>> BEGIN

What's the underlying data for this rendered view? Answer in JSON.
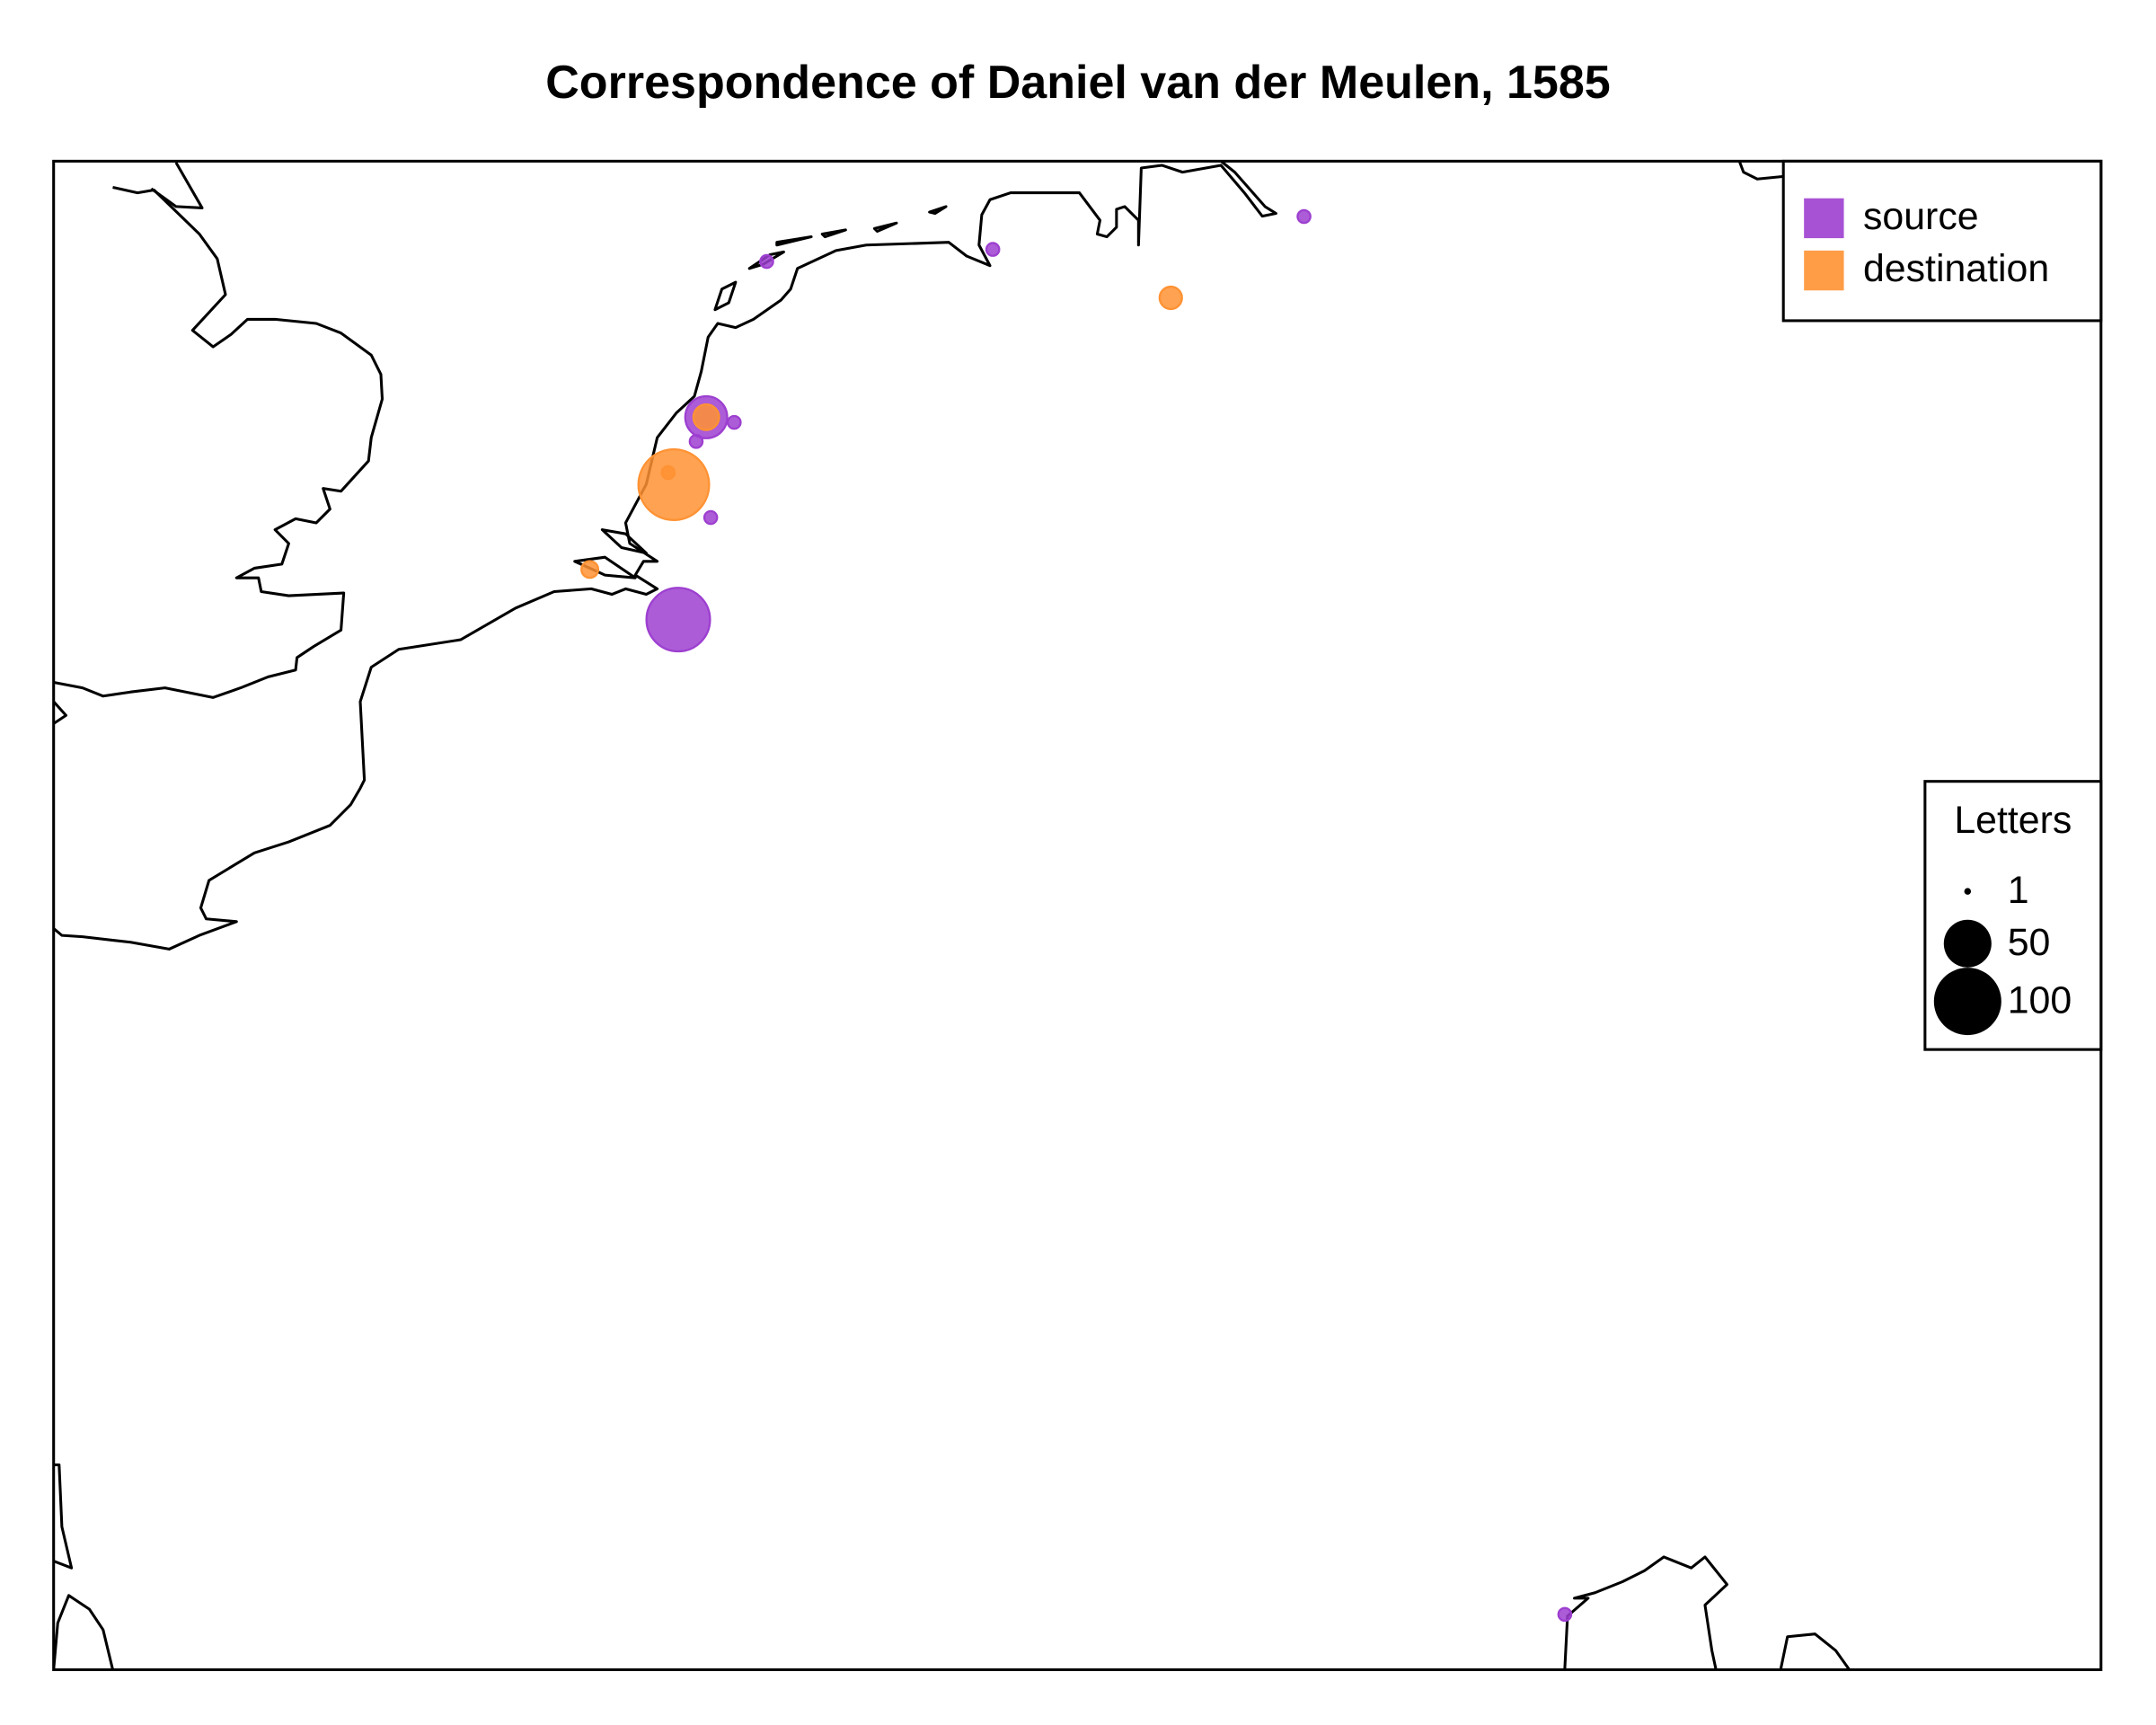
{
  "chart_data": {
    "type": "bubble_map",
    "title": "Correspondence of Daniel van der Meulen, 1585",
    "xlim": [
      -1.18,
      17.11
    ],
    "ylim": [
      45.15,
      53.87
    ],
    "legend_position": "topright",
    "series": [
      {
        "name": "source",
        "color": "#9d3fd0",
        "lon": [
          5.19,
          7.21,
          9.99,
          4.65,
          4.9,
          4.56,
          4.69,
          4.4,
          12.32
        ],
        "lat": [
          53.29,
          53.36,
          53.55,
          52.39,
          52.36,
          52.25,
          51.81,
          51.22,
          45.47
        ],
        "values": [
          2,
          2,
          2,
          33,
          2,
          2,
          2,
          80,
          2
        ]
      },
      {
        "name": "destination",
        "color": "#ff9233",
        "lon": [
          8.8,
          4.65,
          4.36,
          4.31,
          3.61
        ],
        "lat": [
          53.08,
          52.39,
          52.0,
          52.07,
          51.51
        ],
        "values": [
          8,
          11,
          100,
          2,
          4
        ]
      }
    ],
    "size_legend": {
      "title": "Letters",
      "values": [
        1,
        50,
        100
      ]
    }
  }
}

>> END

Work to be completed: Transcribe each line above verbatim, with the pictures left out.

Written answer:
What's the underlying data for this rendered view? Answer in JSON.
{
  "chart_data": {
    "type": "bubble_map",
    "title": "Correspondence of Daniel van der Meulen, 1585",
    "xlim": [
      -1.18,
      17.11
    ],
    "ylim": [
      45.15,
      53.87
    ],
    "legend_position": "topright",
    "series": [
      {
        "name": "source",
        "color": "#9d3fd0",
        "lon": [
          5.19,
          7.21,
          9.99,
          4.65,
          4.9,
          4.56,
          4.69,
          4.4,
          12.32
        ],
        "lat": [
          53.29,
          53.36,
          53.55,
          52.39,
          52.36,
          52.25,
          51.81,
          51.22,
          45.47
        ],
        "values": [
          2,
          2,
          2,
          33,
          2,
          2,
          2,
          80,
          2
        ]
      },
      {
        "name": "destination",
        "color": "#ff9233",
        "lon": [
          8.8,
          4.65,
          4.36,
          4.31,
          3.61
        ],
        "lat": [
          53.08,
          52.39,
          52.0,
          52.07,
          51.51
        ],
        "values": [
          8,
          11,
          100,
          2,
          4
        ]
      }
    ],
    "size_legend": {
      "title": "Letters",
      "values": [
        1,
        50,
        100
      ]
    }
  }
}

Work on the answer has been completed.